__Requirements__. Go through the data below line by line and count those containing the word "específico". Reply with the count only.

[Stored dataset items]

--- Begin ---

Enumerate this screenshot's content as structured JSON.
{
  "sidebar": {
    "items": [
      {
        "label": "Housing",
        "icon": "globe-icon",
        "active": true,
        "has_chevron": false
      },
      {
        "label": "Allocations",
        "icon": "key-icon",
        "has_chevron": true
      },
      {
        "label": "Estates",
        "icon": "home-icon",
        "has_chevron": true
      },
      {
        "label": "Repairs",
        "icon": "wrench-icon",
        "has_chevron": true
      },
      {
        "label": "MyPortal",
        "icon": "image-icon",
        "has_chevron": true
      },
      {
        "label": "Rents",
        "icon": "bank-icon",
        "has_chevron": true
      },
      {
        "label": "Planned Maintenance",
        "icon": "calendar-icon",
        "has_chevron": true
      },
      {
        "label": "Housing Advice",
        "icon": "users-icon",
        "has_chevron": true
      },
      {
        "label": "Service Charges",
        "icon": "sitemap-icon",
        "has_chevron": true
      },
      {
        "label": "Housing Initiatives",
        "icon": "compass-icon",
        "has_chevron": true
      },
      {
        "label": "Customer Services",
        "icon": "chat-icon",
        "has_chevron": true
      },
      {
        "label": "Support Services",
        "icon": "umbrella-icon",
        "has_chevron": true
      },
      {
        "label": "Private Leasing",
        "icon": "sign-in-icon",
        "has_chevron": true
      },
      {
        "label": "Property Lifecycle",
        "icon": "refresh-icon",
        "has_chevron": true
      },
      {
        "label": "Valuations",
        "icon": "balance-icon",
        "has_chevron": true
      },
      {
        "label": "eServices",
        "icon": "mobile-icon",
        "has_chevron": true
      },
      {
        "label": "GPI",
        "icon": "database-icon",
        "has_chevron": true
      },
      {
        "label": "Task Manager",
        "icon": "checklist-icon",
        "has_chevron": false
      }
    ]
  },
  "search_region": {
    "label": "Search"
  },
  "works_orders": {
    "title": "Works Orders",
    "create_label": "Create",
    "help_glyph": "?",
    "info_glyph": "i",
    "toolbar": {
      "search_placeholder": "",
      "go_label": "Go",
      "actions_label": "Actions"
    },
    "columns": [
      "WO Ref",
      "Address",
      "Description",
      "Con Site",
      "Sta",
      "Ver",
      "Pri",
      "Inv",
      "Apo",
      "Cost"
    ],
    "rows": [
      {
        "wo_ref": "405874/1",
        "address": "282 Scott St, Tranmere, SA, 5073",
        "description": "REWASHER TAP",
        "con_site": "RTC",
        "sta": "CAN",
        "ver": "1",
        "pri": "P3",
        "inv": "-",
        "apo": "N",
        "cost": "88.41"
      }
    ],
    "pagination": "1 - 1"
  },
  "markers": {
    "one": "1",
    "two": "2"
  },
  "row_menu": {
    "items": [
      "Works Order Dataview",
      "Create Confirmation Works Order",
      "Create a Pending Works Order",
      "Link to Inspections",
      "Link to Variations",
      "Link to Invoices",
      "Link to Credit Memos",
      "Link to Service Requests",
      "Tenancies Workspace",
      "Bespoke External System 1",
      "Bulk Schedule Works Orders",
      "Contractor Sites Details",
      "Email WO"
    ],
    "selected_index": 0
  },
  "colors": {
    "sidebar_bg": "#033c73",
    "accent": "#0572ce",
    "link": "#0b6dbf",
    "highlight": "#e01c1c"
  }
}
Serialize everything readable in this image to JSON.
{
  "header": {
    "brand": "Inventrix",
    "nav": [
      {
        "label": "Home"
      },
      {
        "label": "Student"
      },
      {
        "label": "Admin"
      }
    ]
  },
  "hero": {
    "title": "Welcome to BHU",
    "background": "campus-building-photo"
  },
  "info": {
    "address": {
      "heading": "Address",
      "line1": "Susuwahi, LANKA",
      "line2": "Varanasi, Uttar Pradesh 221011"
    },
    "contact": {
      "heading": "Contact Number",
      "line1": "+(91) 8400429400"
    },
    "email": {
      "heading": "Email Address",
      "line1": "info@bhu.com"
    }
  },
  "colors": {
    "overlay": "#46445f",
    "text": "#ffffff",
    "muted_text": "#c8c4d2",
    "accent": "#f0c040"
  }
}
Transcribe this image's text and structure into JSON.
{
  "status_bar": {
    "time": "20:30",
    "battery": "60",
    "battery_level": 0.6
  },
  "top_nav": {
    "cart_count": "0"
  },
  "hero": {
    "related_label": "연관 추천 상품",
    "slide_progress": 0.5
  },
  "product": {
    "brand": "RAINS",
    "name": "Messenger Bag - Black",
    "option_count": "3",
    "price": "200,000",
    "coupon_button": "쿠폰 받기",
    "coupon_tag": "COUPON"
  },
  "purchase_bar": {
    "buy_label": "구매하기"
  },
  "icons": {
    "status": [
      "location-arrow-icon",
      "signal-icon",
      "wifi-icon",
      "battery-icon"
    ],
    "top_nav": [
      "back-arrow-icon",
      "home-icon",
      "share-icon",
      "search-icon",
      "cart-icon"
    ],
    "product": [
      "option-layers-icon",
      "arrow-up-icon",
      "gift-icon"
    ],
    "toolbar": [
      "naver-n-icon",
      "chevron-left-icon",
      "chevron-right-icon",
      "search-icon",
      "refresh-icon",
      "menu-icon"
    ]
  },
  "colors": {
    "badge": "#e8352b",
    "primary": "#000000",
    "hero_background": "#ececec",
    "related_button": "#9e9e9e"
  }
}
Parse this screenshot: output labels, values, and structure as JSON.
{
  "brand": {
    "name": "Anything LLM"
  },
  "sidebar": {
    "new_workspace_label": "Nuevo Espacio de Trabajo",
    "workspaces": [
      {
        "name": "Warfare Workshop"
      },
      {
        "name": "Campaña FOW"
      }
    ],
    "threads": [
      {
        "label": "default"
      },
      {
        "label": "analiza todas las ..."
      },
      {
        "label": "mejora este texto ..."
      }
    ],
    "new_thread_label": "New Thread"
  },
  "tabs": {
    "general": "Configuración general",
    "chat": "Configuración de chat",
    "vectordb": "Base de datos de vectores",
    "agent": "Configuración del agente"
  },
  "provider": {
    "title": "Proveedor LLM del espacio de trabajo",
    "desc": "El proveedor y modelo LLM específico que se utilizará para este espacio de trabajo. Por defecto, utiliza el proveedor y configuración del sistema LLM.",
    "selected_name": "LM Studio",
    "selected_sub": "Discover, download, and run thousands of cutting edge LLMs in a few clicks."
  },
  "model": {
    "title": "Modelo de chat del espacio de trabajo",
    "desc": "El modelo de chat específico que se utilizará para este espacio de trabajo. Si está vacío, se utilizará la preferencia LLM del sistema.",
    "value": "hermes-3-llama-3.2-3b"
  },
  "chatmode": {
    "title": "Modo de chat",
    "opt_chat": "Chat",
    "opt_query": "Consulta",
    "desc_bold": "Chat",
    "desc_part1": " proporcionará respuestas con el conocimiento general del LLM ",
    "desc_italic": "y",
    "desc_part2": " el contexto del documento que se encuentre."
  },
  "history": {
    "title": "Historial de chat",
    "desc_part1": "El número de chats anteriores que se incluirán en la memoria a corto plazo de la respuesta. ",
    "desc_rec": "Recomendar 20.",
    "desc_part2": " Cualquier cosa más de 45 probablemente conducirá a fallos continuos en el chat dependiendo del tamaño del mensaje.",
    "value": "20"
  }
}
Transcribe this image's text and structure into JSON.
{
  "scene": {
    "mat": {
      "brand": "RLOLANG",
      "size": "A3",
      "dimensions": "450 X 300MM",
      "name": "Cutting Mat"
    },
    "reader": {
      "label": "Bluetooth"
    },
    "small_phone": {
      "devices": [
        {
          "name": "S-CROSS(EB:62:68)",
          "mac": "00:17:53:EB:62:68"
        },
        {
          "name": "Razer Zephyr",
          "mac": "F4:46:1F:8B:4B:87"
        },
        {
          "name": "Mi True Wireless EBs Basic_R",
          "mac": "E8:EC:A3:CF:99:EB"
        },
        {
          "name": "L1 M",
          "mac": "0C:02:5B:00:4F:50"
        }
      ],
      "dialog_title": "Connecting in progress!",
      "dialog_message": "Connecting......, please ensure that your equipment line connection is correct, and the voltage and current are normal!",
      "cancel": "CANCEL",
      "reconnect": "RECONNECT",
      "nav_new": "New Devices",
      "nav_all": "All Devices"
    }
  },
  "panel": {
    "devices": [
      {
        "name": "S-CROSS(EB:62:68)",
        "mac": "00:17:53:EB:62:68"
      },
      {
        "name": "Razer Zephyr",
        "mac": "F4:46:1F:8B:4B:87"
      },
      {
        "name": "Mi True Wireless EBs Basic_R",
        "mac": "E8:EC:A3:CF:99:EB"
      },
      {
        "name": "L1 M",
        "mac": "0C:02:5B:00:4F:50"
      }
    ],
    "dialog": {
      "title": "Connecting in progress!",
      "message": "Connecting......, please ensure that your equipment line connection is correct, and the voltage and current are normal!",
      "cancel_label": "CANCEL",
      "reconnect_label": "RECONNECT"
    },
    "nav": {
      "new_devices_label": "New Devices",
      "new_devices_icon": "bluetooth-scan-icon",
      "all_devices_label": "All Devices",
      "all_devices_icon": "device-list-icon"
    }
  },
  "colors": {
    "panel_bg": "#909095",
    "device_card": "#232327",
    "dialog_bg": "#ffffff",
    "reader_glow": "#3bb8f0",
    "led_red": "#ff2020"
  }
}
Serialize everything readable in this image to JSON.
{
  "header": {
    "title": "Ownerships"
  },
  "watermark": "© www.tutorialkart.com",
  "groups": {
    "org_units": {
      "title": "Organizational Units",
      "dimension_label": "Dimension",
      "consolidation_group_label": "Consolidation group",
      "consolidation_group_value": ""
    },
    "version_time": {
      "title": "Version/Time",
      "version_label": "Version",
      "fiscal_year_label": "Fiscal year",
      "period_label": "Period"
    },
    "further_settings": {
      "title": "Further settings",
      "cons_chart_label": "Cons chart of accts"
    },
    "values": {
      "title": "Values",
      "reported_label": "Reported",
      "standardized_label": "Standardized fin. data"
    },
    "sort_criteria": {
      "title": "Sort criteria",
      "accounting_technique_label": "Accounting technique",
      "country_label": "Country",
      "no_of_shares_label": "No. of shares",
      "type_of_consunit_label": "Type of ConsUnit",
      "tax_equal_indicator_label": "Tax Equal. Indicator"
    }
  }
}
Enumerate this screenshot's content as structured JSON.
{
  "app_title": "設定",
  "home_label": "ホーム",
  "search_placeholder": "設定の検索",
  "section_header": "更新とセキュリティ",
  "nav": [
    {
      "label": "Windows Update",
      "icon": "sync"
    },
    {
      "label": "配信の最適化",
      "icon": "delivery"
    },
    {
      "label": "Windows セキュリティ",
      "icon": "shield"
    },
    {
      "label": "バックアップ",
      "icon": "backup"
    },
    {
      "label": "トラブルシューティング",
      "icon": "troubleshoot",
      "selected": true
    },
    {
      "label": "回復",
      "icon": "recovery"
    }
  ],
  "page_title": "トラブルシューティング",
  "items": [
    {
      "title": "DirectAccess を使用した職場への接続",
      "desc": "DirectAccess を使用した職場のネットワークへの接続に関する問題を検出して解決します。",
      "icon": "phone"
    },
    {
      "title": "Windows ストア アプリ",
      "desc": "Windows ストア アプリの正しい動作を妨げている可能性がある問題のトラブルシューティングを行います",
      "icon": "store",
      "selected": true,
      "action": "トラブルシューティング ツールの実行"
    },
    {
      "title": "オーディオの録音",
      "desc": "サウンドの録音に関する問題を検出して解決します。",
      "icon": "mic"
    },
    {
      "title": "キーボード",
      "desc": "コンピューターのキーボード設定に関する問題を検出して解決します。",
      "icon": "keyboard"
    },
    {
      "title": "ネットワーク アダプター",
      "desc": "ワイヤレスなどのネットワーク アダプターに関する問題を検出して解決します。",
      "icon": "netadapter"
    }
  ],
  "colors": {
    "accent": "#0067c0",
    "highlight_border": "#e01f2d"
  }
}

--- End ---

__Answer in full__. 2